EXERCISE ▸ Among the entries, which lines carry the string "nSHAW"? Copy each of them.

--- Start INPUT ROWS ---

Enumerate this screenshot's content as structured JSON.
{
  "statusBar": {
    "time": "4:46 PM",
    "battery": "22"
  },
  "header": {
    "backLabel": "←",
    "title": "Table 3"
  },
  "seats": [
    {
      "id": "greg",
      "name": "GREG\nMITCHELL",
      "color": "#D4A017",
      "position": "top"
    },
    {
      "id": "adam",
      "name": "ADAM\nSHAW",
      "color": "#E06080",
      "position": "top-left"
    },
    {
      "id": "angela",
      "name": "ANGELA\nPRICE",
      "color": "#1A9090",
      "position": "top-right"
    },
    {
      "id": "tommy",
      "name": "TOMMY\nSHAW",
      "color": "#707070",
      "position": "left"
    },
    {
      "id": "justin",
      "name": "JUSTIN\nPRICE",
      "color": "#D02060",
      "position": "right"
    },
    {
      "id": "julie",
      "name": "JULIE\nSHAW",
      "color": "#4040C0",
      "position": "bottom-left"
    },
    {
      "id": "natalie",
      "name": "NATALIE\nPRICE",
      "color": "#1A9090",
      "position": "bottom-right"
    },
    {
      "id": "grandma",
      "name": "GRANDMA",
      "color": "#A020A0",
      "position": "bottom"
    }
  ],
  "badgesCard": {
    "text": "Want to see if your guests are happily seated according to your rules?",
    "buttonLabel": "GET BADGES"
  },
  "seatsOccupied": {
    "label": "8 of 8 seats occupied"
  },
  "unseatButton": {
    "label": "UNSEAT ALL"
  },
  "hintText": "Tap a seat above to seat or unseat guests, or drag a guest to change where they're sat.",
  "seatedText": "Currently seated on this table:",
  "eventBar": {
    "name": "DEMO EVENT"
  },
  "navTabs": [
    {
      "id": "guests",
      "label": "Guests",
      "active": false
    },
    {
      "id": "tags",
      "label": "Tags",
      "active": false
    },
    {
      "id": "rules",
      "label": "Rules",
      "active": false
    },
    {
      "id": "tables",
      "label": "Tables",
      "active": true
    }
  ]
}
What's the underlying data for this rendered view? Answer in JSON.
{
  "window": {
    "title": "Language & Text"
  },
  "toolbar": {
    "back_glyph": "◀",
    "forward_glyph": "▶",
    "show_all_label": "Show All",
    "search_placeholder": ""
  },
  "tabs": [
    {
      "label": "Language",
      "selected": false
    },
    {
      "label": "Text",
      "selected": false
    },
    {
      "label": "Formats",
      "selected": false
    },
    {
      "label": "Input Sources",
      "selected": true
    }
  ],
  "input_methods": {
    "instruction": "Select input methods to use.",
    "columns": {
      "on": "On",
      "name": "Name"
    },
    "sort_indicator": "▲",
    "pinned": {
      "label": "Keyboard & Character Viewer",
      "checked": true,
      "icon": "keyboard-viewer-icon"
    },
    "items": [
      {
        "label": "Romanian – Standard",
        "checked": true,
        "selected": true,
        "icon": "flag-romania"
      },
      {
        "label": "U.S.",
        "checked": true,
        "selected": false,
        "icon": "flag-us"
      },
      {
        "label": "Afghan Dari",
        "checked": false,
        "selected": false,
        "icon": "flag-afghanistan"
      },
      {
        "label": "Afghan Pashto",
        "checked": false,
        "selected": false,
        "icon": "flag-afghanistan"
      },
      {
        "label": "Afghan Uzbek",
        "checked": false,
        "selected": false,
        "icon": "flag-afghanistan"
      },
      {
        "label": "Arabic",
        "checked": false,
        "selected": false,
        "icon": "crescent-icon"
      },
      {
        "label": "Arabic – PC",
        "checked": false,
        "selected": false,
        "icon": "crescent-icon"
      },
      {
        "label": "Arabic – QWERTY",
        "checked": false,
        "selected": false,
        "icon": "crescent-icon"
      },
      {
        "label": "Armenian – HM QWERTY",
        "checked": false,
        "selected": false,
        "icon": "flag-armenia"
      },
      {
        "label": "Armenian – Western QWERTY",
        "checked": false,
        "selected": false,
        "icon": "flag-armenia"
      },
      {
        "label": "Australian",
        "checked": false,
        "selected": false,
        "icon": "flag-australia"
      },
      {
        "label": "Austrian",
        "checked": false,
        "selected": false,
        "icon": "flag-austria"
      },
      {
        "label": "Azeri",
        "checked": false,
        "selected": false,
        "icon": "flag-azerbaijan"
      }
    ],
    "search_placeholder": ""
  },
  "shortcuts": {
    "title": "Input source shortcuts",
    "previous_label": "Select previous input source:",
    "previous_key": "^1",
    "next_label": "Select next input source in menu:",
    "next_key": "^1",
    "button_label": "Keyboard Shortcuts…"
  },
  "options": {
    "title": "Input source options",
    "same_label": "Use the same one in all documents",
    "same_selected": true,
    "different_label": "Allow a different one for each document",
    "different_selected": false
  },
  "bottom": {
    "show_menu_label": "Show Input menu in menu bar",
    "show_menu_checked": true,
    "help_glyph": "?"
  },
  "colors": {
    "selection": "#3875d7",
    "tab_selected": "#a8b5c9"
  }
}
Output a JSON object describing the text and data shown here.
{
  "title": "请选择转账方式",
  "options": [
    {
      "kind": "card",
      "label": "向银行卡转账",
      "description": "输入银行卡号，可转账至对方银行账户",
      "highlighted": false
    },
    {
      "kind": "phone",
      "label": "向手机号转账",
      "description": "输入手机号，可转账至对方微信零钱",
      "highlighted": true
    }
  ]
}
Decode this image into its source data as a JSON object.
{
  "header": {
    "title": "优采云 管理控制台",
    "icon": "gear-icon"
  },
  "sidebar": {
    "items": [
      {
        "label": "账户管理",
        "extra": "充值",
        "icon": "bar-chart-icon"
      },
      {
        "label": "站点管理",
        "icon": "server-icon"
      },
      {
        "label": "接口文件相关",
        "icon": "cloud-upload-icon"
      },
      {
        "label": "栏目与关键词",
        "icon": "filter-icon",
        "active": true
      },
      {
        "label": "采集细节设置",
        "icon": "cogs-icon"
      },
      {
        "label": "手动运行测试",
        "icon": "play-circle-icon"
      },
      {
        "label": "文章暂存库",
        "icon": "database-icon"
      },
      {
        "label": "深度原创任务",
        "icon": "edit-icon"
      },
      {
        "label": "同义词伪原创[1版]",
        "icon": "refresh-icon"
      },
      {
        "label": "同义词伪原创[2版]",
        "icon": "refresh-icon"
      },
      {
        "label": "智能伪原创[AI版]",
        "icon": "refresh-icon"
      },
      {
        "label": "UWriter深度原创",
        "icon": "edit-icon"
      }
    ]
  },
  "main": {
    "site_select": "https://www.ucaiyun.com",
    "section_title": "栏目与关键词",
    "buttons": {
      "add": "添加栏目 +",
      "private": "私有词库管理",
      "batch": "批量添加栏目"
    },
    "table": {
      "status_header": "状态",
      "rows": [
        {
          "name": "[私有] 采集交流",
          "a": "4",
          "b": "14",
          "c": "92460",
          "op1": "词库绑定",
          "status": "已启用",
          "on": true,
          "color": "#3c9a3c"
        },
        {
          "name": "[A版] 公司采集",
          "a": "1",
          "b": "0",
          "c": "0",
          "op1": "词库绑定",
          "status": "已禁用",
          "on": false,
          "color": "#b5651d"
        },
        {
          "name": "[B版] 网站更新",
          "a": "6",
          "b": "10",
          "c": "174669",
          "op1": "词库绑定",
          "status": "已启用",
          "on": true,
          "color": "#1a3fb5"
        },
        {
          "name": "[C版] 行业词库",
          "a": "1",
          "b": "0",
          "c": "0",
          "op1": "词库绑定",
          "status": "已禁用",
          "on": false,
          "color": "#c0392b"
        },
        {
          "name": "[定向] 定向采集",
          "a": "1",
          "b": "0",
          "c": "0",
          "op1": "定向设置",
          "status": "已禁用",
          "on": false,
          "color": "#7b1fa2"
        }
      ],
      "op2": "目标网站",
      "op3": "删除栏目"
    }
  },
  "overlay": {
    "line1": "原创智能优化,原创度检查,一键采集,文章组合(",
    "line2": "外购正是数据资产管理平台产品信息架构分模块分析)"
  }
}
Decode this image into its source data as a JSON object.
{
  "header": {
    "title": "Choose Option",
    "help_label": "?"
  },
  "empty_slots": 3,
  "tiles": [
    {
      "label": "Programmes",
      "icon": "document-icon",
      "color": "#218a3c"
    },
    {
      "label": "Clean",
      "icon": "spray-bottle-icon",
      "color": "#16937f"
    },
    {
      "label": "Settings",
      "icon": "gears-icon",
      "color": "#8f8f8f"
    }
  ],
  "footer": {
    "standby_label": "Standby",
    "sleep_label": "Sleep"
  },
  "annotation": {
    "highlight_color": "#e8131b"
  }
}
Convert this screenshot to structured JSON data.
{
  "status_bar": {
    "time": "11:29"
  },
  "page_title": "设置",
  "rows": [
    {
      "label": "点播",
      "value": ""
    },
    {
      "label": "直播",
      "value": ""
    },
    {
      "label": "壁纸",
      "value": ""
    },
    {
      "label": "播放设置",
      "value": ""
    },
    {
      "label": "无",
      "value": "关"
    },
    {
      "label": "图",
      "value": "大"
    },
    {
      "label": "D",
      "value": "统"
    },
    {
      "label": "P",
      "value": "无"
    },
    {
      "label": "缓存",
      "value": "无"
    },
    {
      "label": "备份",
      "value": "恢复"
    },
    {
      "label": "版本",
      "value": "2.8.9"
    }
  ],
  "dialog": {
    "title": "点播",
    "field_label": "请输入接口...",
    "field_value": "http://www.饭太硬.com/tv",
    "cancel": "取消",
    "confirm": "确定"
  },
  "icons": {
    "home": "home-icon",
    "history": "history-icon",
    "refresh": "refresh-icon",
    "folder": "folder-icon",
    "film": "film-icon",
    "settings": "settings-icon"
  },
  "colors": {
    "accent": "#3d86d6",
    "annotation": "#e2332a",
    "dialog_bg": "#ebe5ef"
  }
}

--- End INPUT ROWS ---

ANSWER BELOW ▸
      "name": "ADAM\nSHAW",
      "name": "TOMMY\nSHAW",
      "name": "JULIE\nSHAW",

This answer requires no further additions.